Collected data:
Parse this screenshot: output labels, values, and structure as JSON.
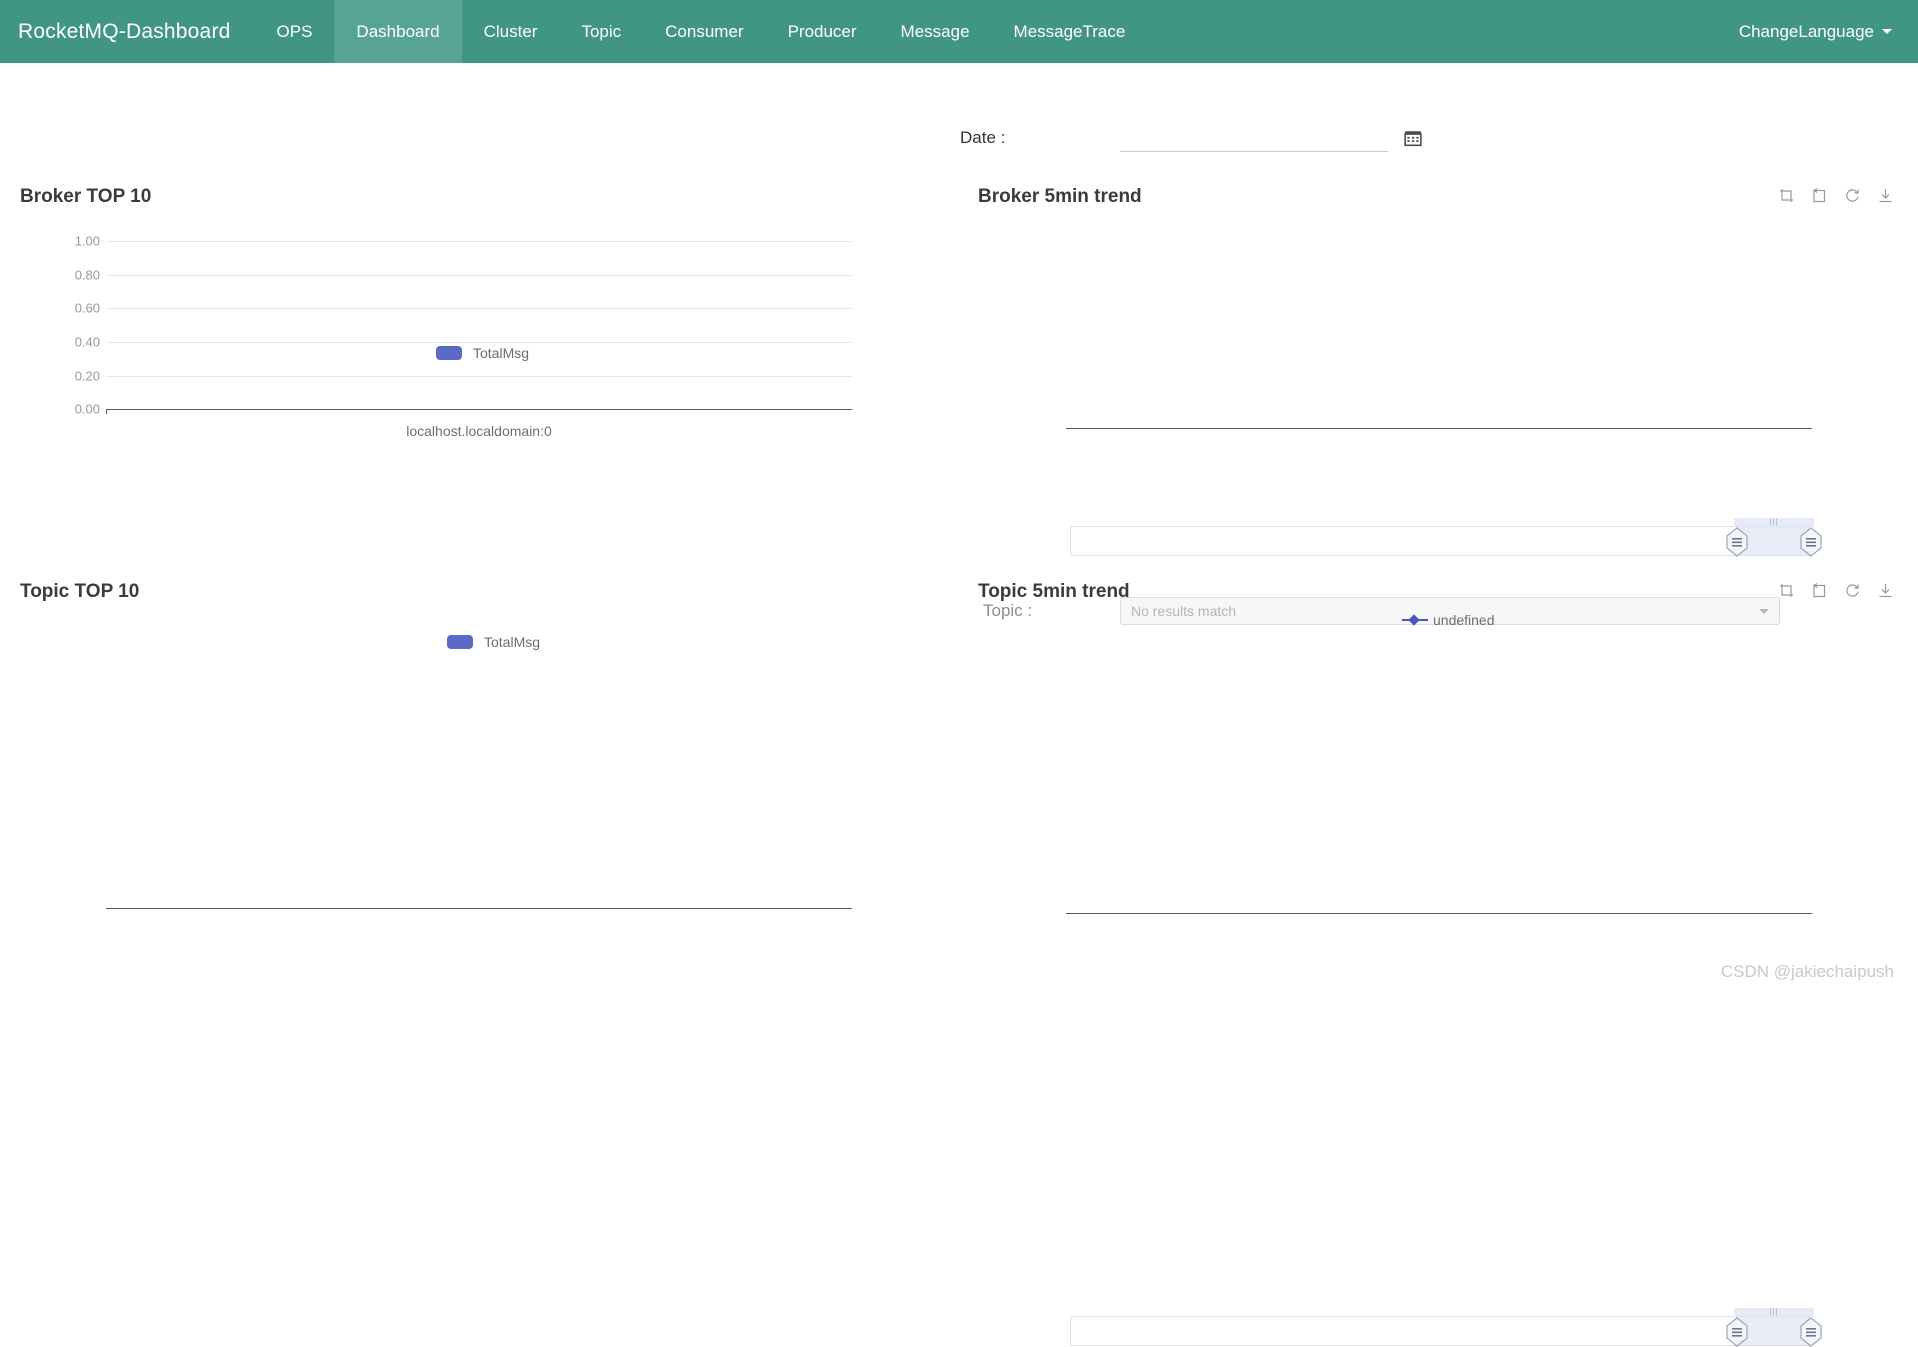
{
  "navbar": {
    "brand": "RocketMQ-Dashboard",
    "items": [
      {
        "label": "OPS",
        "active": false
      },
      {
        "label": "Dashboard",
        "active": true
      },
      {
        "label": "Cluster",
        "active": false
      },
      {
        "label": "Topic",
        "active": false
      },
      {
        "label": "Consumer",
        "active": false
      },
      {
        "label": "Producer",
        "active": false
      },
      {
        "label": "Message",
        "active": false
      },
      {
        "label": "MessageTrace",
        "active": false
      }
    ],
    "change_language": "ChangeLanguage",
    "bg_color": "#409585",
    "active_bg_color": "#57a395"
  },
  "filters": {
    "date_label": "Date :",
    "date_value": "",
    "date_placeholder": "",
    "calendar_icon": "calendar-icon",
    "topic_label": "Topic :",
    "topic_selected": "No results match"
  },
  "panels": {
    "broker_top": {
      "title": "Broker TOP 10",
      "legend": "TotalMsg",
      "legend_color": "#5b6ac7"
    },
    "broker_trend": {
      "title": "Broker 5min trend"
    },
    "topic_top": {
      "title": "Topic TOP 10",
      "legend": "TotalMsg",
      "legend_color": "#5b6ac7"
    },
    "topic_trend": {
      "title": "Topic 5min trend",
      "legend": "undefined",
      "legend_color": "#4b56c4"
    }
  },
  "toolbox": {
    "icons": [
      {
        "name": "data-zoom-icon",
        "title": "Data Zoom"
      },
      {
        "name": "restore-icon",
        "title": "Restore"
      },
      {
        "name": "refresh-icon",
        "title": "Refresh"
      },
      {
        "name": "download-icon",
        "title": "Save as Image"
      }
    ]
  },
  "watermark": "CSDN @jakiechaipush",
  "chart_data": [
    {
      "id": "broker-top-10",
      "type": "bar",
      "title": "Broker TOP 10",
      "categories": [
        "localhost.localdomain:0"
      ],
      "series": [
        {
          "name": "TotalMsg",
          "values": [
            0
          ],
          "color": "#5b6ac7"
        }
      ],
      "xlabel": "",
      "ylabel": "",
      "ylim": [
        0,
        1
      ],
      "yticks": [
        "0.00",
        "0.20",
        "0.40",
        "0.60",
        "0.80",
        "1.00"
      ],
      "grid": true,
      "legend_position": "top-center"
    },
    {
      "id": "broker-5min-trend",
      "type": "line",
      "title": "Broker 5min trend",
      "x": [],
      "series": [],
      "xlabel": "",
      "ylabel": "",
      "grid": false,
      "legend_position": "top-center",
      "datazoom": {
        "start": 92,
        "end": 100
      }
    },
    {
      "id": "topic-top-10",
      "type": "bar",
      "title": "Topic TOP 10",
      "categories": [],
      "series": [
        {
          "name": "TotalMsg",
          "values": [],
          "color": "#5b6ac7"
        }
      ],
      "xlabel": "",
      "ylabel": "",
      "grid": false,
      "legend_position": "top-center"
    },
    {
      "id": "topic-5min-trend",
      "type": "line",
      "title": "Topic 5min trend",
      "x": [],
      "series": [
        {
          "name": "undefined",
          "values": [],
          "color": "#4b56c4"
        }
      ],
      "xlabel": "",
      "ylabel": "",
      "grid": false,
      "legend_position": "top-center",
      "datazoom": {
        "start": 92,
        "end": 100
      }
    }
  ]
}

Exercise: Set down all the entries exactly as they appear, but skip any pictures.

Solution below:
Parse this screenshot: output labels, values, and structure as JSON.
{
  "navbar": {
    "brand": "RocketMQ-Dashboard",
    "items": [
      {
        "label": "OPS",
        "active": false
      },
      {
        "label": "Dashboard",
        "active": true
      },
      {
        "label": "Cluster",
        "active": false
      },
      {
        "label": "Topic",
        "active": false
      },
      {
        "label": "Consumer",
        "active": false
      },
      {
        "label": "Producer",
        "active": false
      },
      {
        "label": "Message",
        "active": false
      },
      {
        "label": "MessageTrace",
        "active": false
      }
    ],
    "change_language": "ChangeLanguage",
    "bg_color": "#409585",
    "active_bg_color": "#57a395"
  },
  "filters": {
    "date_label": "Date :",
    "date_value": "",
    "date_placeholder": "",
    "calendar_icon": "calendar-icon",
    "topic_label": "Topic :",
    "topic_selected": "No results match"
  },
  "panels": {
    "broker_top": {
      "title": "Broker TOP 10",
      "legend": "TotalMsg",
      "legend_color": "#5b6ac7"
    },
    "broker_trend": {
      "title": "Broker 5min trend"
    },
    "topic_top": {
      "title": "Topic TOP 10",
      "legend": "TotalMsg",
      "legend_color": "#5b6ac7"
    },
    "topic_trend": {
      "title": "Topic 5min trend",
      "legend": "undefined",
      "legend_color": "#4b56c4"
    }
  },
  "toolbox": {
    "icons": [
      {
        "name": "data-zoom-icon",
        "title": "Data Zoom"
      },
      {
        "name": "restore-icon",
        "title": "Restore"
      },
      {
        "name": "refresh-icon",
        "title": "Refresh"
      },
      {
        "name": "download-icon",
        "title": "Save as Image"
      }
    ]
  },
  "watermark": "CSDN @jakiechaipush",
  "chart_data": [
    {
      "id": "broker-top-10",
      "type": "bar",
      "title": "Broker TOP 10",
      "categories": [
        "localhost.localdomain:0"
      ],
      "series": [
        {
          "name": "TotalMsg",
          "values": [
            0
          ],
          "color": "#5b6ac7"
        }
      ],
      "xlabel": "",
      "ylabel": "",
      "ylim": [
        0,
        1
      ],
      "yticks": [
        "0.00",
        "0.20",
        "0.40",
        "0.60",
        "0.80",
        "1.00"
      ],
      "grid": true,
      "legend_position": "top-center"
    },
    {
      "id": "broker-5min-trend",
      "type": "line",
      "title": "Broker 5min trend",
      "x": [],
      "series": [],
      "xlabel": "",
      "ylabel": "",
      "grid": false,
      "legend_position": "top-center",
      "datazoom": {
        "start": 92,
        "end": 100
      }
    },
    {
      "id": "topic-top-10",
      "type": "bar",
      "title": "Topic TOP 10",
      "categories": [],
      "series": [
        {
          "name": "TotalMsg",
          "values": [],
          "color": "#5b6ac7"
        }
      ],
      "xlabel": "",
      "ylabel": "",
      "grid": false,
      "legend_position": "top-center"
    },
    {
      "id": "topic-5min-trend",
      "type": "line",
      "title": "Topic 5min trend",
      "x": [],
      "series": [
        {
          "name": "undefined",
          "values": [],
          "color": "#4b56c4"
        }
      ],
      "xlabel": "",
      "ylabel": "",
      "grid": false,
      "legend_position": "top-center",
      "datazoom": {
        "start": 92,
        "end": 100
      }
    }
  ]
}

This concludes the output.